(Saved entries)
○ ○ ○ ○ ○
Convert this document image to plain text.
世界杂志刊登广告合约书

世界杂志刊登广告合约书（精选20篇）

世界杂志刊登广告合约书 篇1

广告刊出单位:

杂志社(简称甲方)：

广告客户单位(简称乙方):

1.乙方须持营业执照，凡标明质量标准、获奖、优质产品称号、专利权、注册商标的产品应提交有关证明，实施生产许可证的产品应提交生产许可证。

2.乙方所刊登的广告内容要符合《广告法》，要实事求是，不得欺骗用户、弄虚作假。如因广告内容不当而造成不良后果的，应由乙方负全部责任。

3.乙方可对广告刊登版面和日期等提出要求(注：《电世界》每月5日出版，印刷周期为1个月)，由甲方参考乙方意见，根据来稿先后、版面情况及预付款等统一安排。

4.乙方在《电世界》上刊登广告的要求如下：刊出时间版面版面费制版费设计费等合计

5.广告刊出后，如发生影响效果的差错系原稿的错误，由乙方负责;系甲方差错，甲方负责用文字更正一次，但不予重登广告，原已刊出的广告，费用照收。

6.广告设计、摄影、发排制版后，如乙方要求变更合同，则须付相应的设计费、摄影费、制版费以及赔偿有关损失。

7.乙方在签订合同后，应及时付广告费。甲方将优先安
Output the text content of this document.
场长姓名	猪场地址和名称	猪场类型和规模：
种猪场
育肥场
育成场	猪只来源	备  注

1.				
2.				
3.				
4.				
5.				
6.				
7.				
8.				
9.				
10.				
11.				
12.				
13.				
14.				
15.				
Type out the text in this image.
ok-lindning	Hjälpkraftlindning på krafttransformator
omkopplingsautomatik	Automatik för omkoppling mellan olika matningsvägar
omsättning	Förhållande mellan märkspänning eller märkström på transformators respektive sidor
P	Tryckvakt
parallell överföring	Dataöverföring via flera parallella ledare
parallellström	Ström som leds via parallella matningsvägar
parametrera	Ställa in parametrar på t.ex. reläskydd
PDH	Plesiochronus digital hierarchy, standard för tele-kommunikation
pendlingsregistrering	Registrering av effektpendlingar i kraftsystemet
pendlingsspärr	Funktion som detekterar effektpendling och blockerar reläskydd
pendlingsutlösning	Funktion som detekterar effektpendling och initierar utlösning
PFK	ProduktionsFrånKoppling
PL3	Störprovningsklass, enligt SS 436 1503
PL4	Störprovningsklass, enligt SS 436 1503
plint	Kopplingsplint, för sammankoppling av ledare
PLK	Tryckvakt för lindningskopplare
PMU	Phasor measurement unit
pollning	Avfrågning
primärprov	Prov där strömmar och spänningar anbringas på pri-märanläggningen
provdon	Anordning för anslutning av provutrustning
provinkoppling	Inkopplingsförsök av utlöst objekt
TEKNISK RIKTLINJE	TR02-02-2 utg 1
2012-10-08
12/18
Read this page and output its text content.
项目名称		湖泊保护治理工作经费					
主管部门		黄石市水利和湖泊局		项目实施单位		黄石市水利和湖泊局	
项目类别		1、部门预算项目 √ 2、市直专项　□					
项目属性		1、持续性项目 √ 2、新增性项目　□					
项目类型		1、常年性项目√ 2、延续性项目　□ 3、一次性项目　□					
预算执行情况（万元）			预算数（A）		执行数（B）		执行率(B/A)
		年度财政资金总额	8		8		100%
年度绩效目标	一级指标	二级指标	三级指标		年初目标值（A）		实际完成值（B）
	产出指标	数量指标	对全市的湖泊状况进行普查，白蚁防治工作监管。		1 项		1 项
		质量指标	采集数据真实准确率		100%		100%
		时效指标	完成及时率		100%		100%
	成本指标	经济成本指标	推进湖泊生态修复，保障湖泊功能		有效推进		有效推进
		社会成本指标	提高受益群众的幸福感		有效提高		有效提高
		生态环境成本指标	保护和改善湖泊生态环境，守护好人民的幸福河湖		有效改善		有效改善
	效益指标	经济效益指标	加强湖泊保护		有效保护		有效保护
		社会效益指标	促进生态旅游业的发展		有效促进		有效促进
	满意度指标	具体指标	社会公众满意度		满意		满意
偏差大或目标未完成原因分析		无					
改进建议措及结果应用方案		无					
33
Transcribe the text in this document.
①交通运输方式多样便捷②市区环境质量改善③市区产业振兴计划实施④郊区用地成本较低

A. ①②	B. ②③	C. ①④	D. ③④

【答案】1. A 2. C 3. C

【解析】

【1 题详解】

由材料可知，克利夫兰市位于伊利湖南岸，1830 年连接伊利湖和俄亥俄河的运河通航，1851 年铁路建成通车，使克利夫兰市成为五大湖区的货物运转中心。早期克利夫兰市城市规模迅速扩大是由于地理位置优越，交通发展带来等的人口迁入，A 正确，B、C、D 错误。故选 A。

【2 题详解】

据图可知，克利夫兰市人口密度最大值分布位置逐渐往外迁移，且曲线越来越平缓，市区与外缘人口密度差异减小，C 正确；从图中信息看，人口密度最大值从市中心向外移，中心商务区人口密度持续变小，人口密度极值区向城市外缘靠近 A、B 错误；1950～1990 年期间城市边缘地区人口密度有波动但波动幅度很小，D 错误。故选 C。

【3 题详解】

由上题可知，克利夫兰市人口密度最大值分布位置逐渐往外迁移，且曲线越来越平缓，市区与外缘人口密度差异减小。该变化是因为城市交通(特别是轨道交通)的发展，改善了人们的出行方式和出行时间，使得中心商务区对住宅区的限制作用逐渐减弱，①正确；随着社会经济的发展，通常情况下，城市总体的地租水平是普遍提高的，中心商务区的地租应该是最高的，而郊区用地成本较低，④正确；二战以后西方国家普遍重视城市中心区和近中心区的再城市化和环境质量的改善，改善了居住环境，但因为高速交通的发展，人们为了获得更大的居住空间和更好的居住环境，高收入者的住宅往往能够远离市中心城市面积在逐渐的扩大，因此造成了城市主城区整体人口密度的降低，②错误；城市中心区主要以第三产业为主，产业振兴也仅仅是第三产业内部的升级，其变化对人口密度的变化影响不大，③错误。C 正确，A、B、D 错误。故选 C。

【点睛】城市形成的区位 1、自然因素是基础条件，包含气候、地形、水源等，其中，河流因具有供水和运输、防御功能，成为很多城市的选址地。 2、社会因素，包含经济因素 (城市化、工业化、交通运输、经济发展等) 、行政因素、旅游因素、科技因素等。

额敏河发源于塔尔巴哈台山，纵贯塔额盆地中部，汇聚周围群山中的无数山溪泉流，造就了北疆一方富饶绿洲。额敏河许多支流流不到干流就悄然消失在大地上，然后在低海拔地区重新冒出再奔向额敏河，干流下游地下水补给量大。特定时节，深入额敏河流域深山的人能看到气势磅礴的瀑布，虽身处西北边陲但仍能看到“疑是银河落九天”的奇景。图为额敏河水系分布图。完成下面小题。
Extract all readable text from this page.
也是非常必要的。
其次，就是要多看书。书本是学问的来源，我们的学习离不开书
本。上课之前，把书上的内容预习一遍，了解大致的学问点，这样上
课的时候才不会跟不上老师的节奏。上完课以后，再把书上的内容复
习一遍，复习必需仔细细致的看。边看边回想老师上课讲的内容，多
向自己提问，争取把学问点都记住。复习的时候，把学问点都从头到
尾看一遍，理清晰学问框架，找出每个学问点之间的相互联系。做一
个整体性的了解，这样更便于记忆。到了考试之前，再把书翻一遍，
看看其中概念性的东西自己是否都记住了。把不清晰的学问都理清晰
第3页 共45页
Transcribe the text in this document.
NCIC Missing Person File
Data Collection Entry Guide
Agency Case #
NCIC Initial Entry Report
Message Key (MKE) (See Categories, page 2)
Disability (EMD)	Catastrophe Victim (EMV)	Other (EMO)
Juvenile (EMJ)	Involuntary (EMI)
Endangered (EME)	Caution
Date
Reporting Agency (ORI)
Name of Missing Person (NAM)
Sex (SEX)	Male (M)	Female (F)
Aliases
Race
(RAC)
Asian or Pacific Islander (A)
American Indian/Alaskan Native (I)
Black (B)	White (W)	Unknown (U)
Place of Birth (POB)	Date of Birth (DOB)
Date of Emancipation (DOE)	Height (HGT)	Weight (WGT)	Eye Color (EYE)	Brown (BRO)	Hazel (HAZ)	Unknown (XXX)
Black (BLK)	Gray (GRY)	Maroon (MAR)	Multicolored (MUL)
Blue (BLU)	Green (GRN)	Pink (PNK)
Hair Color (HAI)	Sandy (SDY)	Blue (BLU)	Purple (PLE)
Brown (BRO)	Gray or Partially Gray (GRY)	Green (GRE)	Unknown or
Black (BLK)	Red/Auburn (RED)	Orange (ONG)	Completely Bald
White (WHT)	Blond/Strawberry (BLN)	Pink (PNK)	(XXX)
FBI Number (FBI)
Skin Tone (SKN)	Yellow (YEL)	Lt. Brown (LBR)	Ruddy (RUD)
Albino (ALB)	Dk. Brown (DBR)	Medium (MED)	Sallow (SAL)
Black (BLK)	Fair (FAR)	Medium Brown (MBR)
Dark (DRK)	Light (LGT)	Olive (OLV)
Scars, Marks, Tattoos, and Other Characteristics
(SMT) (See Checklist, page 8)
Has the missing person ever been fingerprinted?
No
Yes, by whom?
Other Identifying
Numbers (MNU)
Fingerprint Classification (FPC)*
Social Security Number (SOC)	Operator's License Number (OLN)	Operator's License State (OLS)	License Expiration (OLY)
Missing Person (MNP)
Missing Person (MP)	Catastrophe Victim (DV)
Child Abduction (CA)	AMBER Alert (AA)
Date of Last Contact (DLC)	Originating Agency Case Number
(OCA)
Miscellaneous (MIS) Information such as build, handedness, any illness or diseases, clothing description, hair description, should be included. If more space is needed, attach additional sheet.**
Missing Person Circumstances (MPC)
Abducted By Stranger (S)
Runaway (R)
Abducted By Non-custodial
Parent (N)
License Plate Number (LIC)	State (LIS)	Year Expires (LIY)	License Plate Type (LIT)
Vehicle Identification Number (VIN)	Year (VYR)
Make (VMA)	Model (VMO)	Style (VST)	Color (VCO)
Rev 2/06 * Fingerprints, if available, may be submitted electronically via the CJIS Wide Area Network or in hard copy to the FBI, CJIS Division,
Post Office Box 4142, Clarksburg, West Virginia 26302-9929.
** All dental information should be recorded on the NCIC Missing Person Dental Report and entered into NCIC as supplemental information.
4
○ ○ ○ ○ ○
Directions:
Show each line of the data that contains the string "Date".

Written response:
Date
Place of Birth (POB)	Date of Birth (DOB)
Date of Emancipation (DOE)	Height (HGT)	Weight (WGT)	Eye Color (EYE)	Brown (BRO)	Hazel (HAZ)	Unknown (XXX)
Date of Last Contact (DLC)	Originating Agency Case Number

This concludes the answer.